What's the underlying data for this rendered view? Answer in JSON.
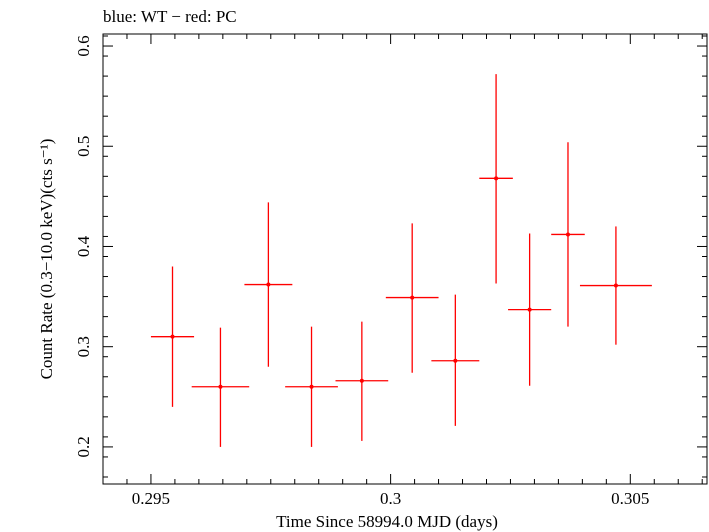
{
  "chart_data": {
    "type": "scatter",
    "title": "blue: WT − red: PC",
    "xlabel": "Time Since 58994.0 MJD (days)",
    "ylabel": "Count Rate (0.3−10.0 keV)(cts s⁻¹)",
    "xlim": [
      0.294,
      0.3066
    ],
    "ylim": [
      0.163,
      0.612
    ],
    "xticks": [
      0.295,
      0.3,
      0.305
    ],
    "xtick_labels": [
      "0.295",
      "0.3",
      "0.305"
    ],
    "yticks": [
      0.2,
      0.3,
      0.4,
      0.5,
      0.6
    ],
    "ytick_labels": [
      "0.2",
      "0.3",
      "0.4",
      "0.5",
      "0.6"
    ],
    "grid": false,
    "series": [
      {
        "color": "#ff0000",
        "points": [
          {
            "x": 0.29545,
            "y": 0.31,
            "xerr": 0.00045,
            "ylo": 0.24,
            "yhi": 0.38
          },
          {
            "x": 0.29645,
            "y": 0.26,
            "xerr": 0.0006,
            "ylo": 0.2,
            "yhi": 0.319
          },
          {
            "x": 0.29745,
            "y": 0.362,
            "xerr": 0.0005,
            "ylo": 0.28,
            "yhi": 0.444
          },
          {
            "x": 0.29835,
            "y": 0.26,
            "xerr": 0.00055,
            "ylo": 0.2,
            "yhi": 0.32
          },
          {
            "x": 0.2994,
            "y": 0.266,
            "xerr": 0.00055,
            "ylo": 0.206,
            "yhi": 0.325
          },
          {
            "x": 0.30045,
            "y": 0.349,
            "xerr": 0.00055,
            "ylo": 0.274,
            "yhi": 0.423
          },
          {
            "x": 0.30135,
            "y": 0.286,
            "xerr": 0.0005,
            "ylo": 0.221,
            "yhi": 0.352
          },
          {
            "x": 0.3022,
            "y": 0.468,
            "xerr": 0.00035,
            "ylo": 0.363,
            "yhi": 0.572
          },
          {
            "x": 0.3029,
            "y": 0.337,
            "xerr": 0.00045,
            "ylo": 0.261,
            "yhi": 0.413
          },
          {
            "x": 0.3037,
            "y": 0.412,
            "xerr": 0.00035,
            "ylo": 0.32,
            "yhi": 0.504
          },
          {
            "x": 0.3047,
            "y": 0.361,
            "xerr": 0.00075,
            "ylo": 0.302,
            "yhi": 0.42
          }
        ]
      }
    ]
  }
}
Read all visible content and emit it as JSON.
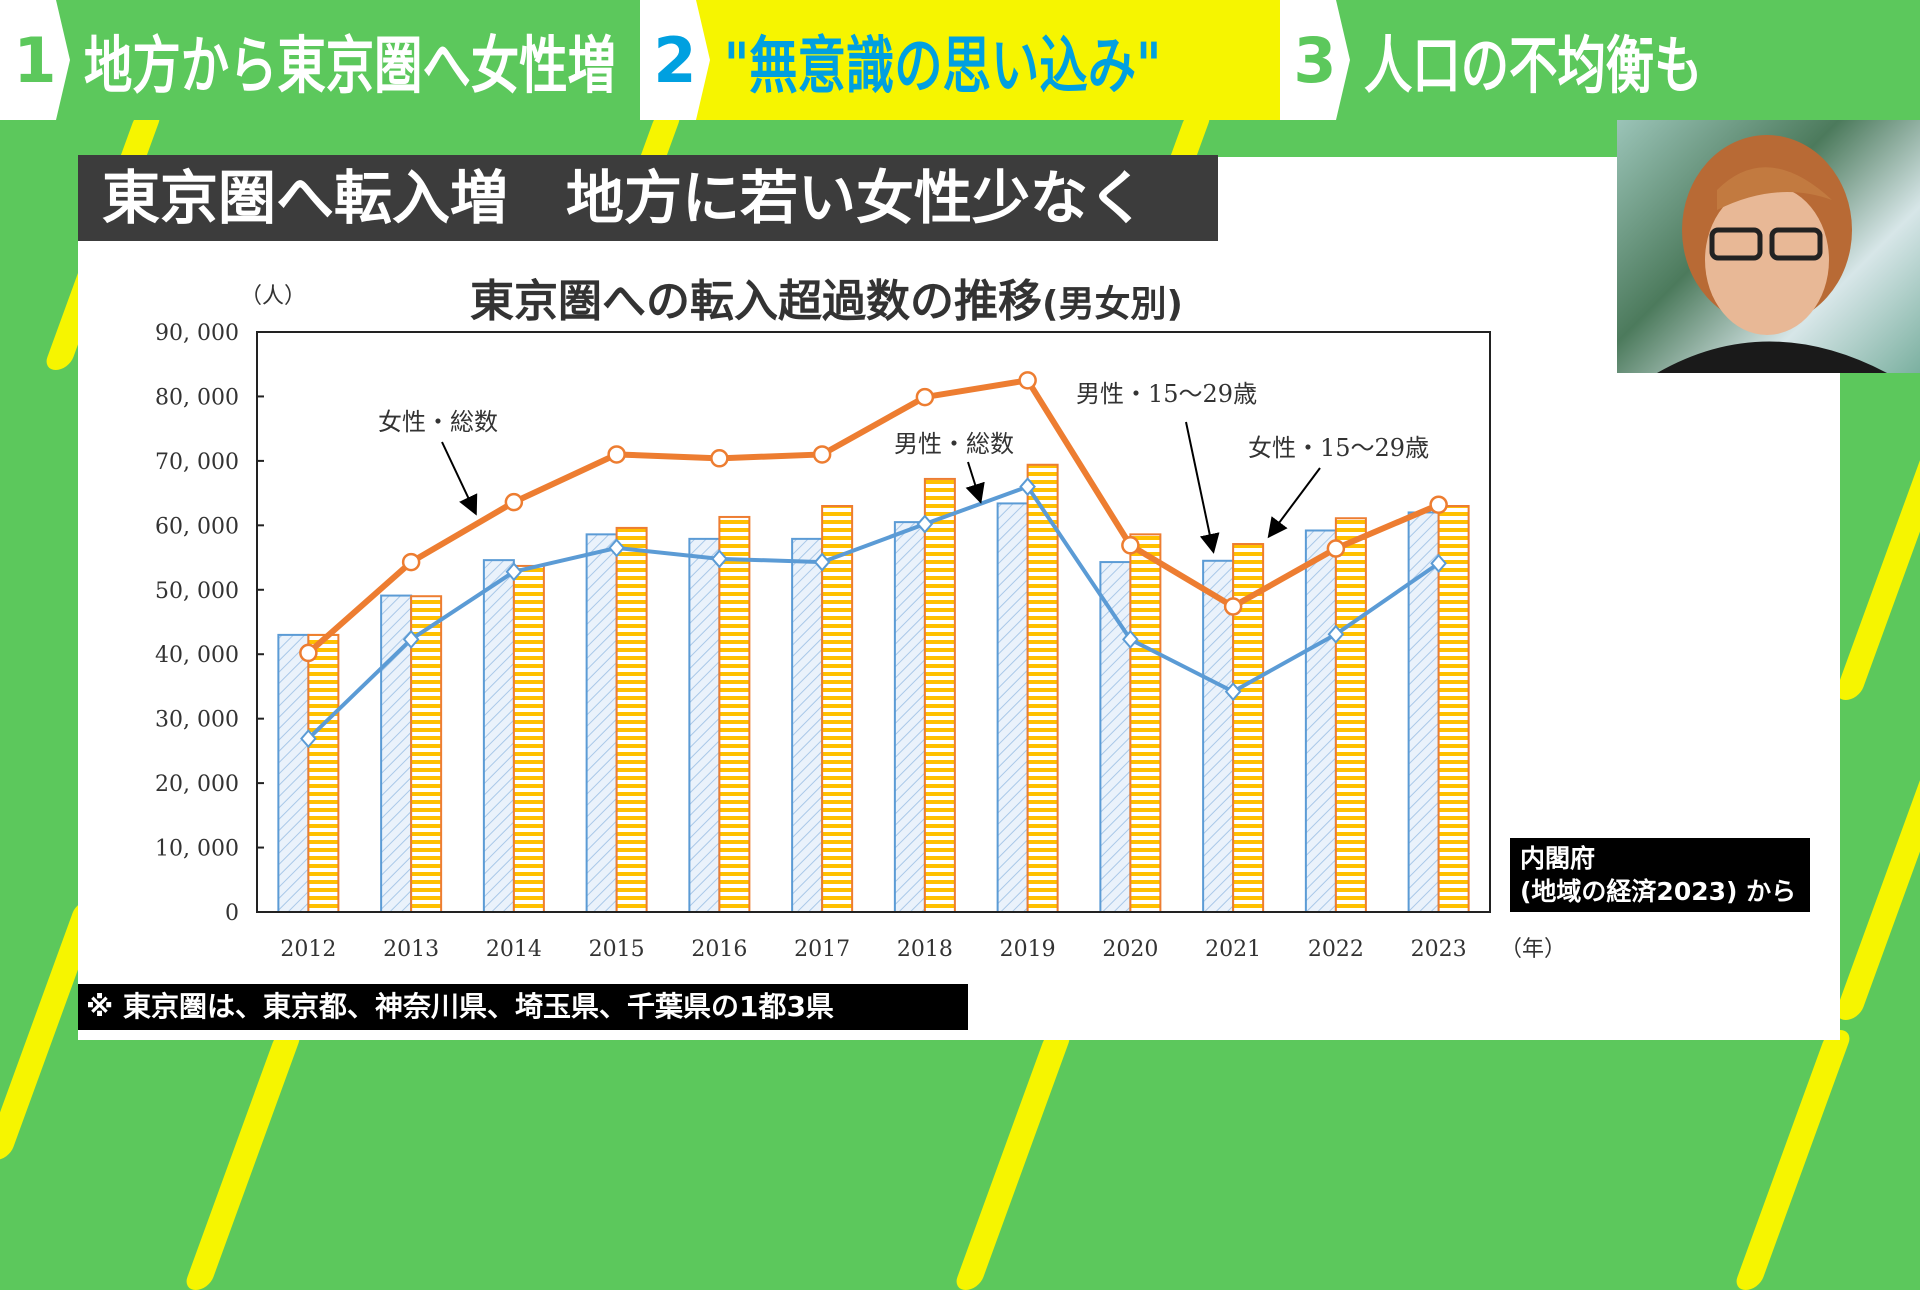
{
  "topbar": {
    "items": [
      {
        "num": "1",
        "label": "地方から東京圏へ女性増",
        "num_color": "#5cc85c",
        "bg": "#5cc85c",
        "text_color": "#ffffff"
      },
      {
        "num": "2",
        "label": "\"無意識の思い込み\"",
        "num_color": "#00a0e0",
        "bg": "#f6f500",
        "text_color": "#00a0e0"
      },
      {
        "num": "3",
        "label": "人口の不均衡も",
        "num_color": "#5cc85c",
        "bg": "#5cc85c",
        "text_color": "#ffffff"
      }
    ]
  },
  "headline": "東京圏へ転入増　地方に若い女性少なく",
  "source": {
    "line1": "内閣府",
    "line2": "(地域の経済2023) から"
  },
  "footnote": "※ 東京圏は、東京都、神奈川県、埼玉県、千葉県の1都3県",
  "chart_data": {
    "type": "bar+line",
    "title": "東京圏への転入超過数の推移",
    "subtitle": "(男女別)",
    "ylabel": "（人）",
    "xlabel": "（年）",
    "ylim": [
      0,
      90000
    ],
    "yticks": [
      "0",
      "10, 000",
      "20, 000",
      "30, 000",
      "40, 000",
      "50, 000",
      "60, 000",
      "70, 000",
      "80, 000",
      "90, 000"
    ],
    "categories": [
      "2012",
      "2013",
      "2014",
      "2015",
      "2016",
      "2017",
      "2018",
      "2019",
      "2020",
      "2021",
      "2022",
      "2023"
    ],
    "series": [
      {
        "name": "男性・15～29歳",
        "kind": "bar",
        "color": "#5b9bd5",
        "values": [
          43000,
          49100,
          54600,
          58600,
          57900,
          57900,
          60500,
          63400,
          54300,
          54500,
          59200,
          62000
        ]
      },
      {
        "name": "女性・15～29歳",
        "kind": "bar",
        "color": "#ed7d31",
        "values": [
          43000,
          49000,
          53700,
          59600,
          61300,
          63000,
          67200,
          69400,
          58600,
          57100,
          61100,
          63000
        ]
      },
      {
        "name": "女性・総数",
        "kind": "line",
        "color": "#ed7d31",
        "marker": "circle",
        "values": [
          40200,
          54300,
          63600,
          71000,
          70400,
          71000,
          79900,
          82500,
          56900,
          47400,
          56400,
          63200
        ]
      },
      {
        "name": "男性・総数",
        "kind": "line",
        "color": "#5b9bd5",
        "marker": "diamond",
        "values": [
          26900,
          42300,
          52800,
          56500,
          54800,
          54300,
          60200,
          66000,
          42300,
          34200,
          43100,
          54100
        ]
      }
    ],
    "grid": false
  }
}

Aim:
Copy the material above in full and exactly, skipping pictures.

The reply:
What's the underlying data for this rendered view? Answer in JSON.
{
  "chart_data": {
    "type": "scatter",
    "title": "blue: WT − red: PC",
    "xlabel": "Time Since 58994.0 MJD (days)",
    "ylabel": "Count Rate (0.3−10.0 keV)(cts s⁻¹)",
    "xlim": [
      0.294,
      0.3066
    ],
    "ylim": [
      0.163,
      0.612
    ],
    "xticks": [
      0.295,
      0.3,
      0.305
    ],
    "xtick_labels": [
      "0.295",
      "0.3",
      "0.305"
    ],
    "yticks": [
      0.2,
      0.3,
      0.4,
      0.5,
      0.6
    ],
    "ytick_labels": [
      "0.2",
      "0.3",
      "0.4",
      "0.5",
      "0.6"
    ],
    "grid": false,
    "series": [
      {
        "color": "#ff0000",
        "points": [
          {
            "x": 0.29545,
            "y": 0.31,
            "xerr": 0.00045,
            "ylo": 0.24,
            "yhi": 0.38
          },
          {
            "x": 0.29645,
            "y": 0.26,
            "xerr": 0.0006,
            "ylo": 0.2,
            "yhi": 0.319
          },
          {
            "x": 0.29745,
            "y": 0.362,
            "xerr": 0.0005,
            "ylo": 0.28,
            "yhi": 0.444
          },
          {
            "x": 0.29835,
            "y": 0.26,
            "xerr": 0.00055,
            "ylo": 0.2,
            "yhi": 0.32
          },
          {
            "x": 0.2994,
            "y": 0.266,
            "xerr": 0.00055,
            "ylo": 0.206,
            "yhi": 0.325
          },
          {
            "x": 0.30045,
            "y": 0.349,
            "xerr": 0.00055,
            "ylo": 0.274,
            "yhi": 0.423
          },
          {
            "x": 0.30135,
            "y": 0.286,
            "xerr": 0.0005,
            "ylo": 0.221,
            "yhi": 0.352
          },
          {
            "x": 0.3022,
            "y": 0.468,
            "xerr": 0.00035,
            "ylo": 0.363,
            "yhi": 0.572
          },
          {
            "x": 0.3029,
            "y": 0.337,
            "xerr": 0.00045,
            "ylo": 0.261,
            "yhi": 0.413
          },
          {
            "x": 0.3037,
            "y": 0.412,
            "xerr": 0.00035,
            "ylo": 0.32,
            "yhi": 0.504
          },
          {
            "x": 0.3047,
            "y": 0.361,
            "xerr": 0.00075,
            "ylo": 0.302,
            "yhi": 0.42
          }
        ]
      }
    ]
  }
}
Read all visible content and emit it as JSON.
{
  "topbar": {
    "items": [
      {
        "num": "1",
        "label": "地方から東京圏へ女性増",
        "num_color": "#5cc85c",
        "bg": "#5cc85c",
        "text_color": "#ffffff"
      },
      {
        "num": "2",
        "label": "\"無意識の思い込み\"",
        "num_color": "#00a0e0",
        "bg": "#f6f500",
        "text_color": "#00a0e0"
      },
      {
        "num": "3",
        "label": "人口の不均衡も",
        "num_color": "#5cc85c",
        "bg": "#5cc85c",
        "text_color": "#ffffff"
      }
    ]
  },
  "headline": "東京圏へ転入増　地方に若い女性少なく",
  "source": {
    "line1": "内閣府",
    "line2": "(地域の経済2023) から"
  },
  "footnote": "※ 東京圏は、東京都、神奈川県、埼玉県、千葉県の1都3県",
  "chart_data": {
    "type": "bar+line",
    "title": "東京圏への転入超過数の推移",
    "subtitle": "(男女別)",
    "ylabel": "（人）",
    "xlabel": "（年）",
    "ylim": [
      0,
      90000
    ],
    "yticks": [
      "0",
      "10, 000",
      "20, 000",
      "30, 000",
      "40, 000",
      "50, 000",
      "60, 000",
      "70, 000",
      "80, 000",
      "90, 000"
    ],
    "categories": [
      "2012",
      "2013",
      "2014",
      "2015",
      "2016",
      "2017",
      "2018",
      "2019",
      "2020",
      "2021",
      "2022",
      "2023"
    ],
    "series": [
      {
        "name": "男性・15～29歳",
        "kind": "bar",
        "color": "#5b9bd5",
        "values": [
          43000,
          49100,
          54600,
          58600,
          57900,
          57900,
          60500,
          63400,
          54300,
          54500,
          59200,
          62000
        ]
      },
      {
        "name": "女性・15～29歳",
        "kind": "bar",
        "color": "#ed7d31",
        "values": [
          43000,
          49000,
          53700,
          59600,
          61300,
          63000,
          67200,
          69400,
          58600,
          57100,
          61100,
          63000
        ]
      },
      {
        "name": "女性・総数",
        "kind": "line",
        "color": "#ed7d31",
        "marker": "circle",
        "values": [
          40200,
          54300,
          63600,
          71000,
          70400,
          71000,
          79900,
          82500,
          56900,
          47400,
          56400,
          63200
        ]
      },
      {
        "name": "男性・総数",
        "kind": "line",
        "color": "#5b9bd5",
        "marker": "diamond",
        "values": [
          26900,
          42300,
          52800,
          56500,
          54800,
          54300,
          60200,
          66000,
          42300,
          34200,
          43100,
          54100
        ]
      }
    ],
    "grid": false
  }
}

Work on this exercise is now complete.